SUPPLIED RECORDS -
--- BEGIN ---
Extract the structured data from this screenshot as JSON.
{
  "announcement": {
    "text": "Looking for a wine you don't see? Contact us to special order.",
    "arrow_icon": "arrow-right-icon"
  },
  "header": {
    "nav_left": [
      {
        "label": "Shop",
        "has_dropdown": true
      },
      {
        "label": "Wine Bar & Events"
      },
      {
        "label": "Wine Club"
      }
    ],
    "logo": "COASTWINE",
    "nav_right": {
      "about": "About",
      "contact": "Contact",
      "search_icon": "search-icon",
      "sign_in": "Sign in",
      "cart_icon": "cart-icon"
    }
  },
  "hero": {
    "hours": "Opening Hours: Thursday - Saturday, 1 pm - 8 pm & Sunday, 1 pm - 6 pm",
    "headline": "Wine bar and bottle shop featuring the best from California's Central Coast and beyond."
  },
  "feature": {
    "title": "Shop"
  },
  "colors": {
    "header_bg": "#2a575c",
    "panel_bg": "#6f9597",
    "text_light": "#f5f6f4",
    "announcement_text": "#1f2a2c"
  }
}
--- END ---
Copy all the entries verbatim.

Extract the structured data from this screenshot as JSON.
{
  "announcement": {
    "text": "Looking for a wine you don't see? Contact us to special order.",
    "arrow_icon": "arrow-right-icon"
  },
  "header": {
    "nav_left": [
      {
        "label": "Shop",
        "has_dropdown": true
      },
      {
        "label": "Wine Bar & Events"
      },
      {
        "label": "Wine Club"
      }
    ],
    "logo": "COASTWINE",
    "nav_right": {
      "about": "About",
      "contact": "Contact",
      "search_icon": "search-icon",
      "sign_in": "Sign in",
      "cart_icon": "cart-icon"
    }
  },
  "hero": {
    "hours": "Opening Hours: Thursday - Saturday, 1 pm - 8 pm & Sunday, 1 pm - 6 pm",
    "headline": "Wine bar and bottle shop featuring the best from California's Central Coast and beyond."
  },
  "feature": {
    "title": "Shop"
  },
  "colors": {
    "header_bg": "#2a575c",
    "panel_bg": "#6f9597",
    "text_light": "#f5f6f4",
    "announcement_text": "#1f2a2c"
  }
}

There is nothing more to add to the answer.